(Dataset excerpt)
⁂
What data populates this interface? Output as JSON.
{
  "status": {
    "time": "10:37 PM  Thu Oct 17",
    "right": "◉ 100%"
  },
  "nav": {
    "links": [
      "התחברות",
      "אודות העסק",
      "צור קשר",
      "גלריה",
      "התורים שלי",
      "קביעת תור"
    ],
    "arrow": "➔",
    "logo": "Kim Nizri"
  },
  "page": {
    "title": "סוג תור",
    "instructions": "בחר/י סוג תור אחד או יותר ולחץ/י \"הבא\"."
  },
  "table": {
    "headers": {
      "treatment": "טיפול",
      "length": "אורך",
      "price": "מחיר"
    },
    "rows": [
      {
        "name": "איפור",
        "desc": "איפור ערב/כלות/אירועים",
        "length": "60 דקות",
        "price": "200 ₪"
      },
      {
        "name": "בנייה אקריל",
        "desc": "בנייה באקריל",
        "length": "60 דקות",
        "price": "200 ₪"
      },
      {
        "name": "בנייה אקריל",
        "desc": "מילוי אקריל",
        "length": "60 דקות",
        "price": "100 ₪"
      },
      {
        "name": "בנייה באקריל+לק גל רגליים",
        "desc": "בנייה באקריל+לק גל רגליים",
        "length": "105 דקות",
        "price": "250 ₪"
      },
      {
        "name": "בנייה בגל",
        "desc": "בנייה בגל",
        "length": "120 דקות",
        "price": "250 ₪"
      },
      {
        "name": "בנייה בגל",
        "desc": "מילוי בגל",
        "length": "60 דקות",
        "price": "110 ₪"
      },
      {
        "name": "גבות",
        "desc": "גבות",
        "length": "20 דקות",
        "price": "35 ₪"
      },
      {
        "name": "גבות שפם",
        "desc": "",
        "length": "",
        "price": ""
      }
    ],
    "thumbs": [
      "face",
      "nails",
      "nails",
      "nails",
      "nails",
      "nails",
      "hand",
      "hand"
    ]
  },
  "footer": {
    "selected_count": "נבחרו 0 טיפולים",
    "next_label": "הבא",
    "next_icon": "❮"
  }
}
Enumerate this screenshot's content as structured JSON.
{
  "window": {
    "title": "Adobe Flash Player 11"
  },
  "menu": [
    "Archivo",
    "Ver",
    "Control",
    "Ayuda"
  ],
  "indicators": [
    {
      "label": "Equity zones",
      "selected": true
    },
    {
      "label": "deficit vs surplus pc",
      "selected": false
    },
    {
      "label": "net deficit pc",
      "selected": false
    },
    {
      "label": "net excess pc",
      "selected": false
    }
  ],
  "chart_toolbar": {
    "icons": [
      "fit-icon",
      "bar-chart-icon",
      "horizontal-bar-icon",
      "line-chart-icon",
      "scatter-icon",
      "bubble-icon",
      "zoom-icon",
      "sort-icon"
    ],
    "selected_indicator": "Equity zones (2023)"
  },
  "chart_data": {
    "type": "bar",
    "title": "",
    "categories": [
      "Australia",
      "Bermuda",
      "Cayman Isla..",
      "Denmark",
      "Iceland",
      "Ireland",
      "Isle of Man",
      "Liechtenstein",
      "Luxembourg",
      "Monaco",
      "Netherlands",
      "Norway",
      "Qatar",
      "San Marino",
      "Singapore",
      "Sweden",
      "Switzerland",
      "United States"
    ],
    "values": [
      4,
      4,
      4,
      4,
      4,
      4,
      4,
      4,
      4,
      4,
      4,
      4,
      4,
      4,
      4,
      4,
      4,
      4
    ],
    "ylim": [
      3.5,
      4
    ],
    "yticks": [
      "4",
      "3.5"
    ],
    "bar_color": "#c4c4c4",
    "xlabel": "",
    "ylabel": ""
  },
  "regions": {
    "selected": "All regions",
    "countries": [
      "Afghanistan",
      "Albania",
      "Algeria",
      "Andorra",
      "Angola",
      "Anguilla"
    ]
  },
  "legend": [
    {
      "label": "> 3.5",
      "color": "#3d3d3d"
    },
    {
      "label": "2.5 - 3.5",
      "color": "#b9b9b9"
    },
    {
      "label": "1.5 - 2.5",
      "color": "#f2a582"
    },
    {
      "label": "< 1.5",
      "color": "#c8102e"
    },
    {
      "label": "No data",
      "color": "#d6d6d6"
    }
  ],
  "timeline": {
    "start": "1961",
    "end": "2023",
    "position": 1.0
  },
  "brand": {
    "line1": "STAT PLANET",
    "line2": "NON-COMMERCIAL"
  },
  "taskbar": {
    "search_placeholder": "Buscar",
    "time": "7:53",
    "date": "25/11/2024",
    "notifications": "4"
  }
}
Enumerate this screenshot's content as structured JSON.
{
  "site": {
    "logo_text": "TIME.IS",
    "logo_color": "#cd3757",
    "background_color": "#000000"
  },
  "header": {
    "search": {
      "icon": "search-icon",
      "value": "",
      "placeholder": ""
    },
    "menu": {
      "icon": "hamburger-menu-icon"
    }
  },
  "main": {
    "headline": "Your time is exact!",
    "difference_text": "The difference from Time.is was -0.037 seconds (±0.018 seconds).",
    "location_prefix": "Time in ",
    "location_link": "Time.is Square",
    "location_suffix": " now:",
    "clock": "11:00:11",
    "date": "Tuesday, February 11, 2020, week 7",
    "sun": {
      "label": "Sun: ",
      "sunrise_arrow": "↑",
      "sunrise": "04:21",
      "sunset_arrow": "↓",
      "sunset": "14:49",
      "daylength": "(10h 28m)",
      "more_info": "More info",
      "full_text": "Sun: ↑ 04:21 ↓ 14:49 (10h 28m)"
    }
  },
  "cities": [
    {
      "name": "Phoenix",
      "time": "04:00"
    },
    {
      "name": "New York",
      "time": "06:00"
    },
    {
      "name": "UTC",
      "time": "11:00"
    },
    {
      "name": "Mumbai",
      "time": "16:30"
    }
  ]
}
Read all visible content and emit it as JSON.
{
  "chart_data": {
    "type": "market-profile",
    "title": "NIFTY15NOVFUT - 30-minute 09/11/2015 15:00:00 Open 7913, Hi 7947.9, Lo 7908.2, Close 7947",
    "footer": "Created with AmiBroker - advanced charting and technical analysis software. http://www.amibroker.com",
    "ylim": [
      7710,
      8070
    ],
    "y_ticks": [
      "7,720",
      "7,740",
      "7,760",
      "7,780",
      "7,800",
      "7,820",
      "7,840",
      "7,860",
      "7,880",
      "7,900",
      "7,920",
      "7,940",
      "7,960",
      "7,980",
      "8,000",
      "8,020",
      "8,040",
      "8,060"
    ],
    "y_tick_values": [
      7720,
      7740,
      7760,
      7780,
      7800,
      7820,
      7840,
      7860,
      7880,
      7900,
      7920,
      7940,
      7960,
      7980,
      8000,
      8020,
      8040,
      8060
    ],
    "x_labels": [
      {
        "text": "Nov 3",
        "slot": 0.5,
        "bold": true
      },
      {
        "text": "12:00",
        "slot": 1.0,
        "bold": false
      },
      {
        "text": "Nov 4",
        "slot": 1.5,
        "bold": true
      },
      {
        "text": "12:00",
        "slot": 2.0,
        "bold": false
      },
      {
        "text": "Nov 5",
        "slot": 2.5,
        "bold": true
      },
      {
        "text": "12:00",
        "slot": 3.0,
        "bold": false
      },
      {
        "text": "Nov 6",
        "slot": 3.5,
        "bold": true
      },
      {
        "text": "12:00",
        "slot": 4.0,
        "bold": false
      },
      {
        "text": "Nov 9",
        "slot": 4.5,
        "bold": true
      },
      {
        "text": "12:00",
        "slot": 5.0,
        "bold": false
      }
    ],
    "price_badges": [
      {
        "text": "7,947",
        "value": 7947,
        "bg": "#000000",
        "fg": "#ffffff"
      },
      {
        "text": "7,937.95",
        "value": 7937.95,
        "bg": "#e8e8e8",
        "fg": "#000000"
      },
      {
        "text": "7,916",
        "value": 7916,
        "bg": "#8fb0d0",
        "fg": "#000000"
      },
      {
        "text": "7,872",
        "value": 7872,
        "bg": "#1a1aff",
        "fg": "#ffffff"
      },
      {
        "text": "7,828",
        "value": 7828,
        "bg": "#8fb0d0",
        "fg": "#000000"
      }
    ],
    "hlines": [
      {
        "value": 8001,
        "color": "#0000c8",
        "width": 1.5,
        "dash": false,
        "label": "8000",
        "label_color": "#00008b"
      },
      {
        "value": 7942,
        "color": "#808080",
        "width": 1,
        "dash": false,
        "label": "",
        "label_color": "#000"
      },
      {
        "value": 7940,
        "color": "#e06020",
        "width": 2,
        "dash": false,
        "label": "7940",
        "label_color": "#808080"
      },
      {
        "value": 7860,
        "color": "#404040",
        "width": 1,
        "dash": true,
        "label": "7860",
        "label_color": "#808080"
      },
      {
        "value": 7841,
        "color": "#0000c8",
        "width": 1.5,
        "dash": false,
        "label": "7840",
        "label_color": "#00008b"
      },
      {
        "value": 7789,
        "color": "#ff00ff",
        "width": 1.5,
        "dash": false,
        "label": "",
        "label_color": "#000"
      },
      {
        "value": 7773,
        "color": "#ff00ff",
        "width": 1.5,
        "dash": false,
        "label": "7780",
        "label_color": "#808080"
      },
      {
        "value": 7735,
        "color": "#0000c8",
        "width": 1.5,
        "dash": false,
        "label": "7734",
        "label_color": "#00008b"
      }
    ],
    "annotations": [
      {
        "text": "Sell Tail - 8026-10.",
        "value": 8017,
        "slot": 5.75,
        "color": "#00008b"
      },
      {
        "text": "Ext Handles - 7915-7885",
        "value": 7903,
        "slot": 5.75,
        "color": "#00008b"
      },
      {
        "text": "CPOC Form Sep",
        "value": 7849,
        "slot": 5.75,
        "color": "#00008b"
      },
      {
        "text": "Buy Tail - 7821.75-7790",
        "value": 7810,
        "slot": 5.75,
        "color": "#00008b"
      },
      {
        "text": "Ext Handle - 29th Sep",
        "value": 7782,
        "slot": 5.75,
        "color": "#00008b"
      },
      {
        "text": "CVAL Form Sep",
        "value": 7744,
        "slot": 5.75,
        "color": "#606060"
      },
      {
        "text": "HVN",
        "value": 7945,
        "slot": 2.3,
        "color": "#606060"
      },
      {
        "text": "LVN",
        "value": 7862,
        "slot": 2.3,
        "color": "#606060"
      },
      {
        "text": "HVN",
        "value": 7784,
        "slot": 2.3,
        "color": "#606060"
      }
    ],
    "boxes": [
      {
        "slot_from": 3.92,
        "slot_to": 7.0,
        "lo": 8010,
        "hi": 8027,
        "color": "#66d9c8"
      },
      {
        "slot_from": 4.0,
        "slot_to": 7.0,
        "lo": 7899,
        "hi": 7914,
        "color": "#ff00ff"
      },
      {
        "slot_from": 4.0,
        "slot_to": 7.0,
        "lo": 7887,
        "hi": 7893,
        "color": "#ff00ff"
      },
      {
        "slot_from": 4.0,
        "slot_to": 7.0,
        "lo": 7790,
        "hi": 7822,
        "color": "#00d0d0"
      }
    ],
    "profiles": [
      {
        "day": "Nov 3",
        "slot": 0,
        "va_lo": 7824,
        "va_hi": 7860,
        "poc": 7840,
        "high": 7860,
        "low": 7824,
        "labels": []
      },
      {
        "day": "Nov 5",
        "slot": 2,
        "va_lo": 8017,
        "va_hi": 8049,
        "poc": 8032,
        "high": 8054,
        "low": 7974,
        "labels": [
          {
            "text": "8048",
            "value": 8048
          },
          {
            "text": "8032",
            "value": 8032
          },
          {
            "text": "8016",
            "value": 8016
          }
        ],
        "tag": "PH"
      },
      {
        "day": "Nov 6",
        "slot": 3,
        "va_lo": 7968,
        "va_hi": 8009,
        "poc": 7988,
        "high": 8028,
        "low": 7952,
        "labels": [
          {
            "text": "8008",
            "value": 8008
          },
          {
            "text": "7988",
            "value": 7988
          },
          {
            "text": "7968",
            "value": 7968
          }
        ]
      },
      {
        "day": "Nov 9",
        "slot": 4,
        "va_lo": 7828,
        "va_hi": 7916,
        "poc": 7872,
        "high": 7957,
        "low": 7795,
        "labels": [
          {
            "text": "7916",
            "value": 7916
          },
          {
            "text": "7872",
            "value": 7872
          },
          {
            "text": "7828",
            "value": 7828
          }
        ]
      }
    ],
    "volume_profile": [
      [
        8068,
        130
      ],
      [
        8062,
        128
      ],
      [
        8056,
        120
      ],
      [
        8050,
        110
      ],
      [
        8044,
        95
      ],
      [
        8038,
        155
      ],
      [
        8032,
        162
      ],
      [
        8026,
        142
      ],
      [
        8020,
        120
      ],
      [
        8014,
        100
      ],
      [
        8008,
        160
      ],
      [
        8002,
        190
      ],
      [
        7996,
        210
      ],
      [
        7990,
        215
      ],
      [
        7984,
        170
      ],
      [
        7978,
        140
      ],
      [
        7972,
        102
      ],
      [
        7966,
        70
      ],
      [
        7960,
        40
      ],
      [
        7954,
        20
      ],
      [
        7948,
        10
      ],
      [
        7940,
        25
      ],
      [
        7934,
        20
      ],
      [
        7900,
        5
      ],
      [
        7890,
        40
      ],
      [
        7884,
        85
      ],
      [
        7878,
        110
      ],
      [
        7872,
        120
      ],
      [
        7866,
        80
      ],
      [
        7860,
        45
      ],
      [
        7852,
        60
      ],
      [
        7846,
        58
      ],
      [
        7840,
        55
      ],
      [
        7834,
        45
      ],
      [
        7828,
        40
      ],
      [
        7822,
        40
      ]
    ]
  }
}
⁂
# Given task
From the records above, pick out and copy each line holding the word "zones".

# Full output
      "label": "Equity zones",
    "selected_indicator": "Equity zones (2023)"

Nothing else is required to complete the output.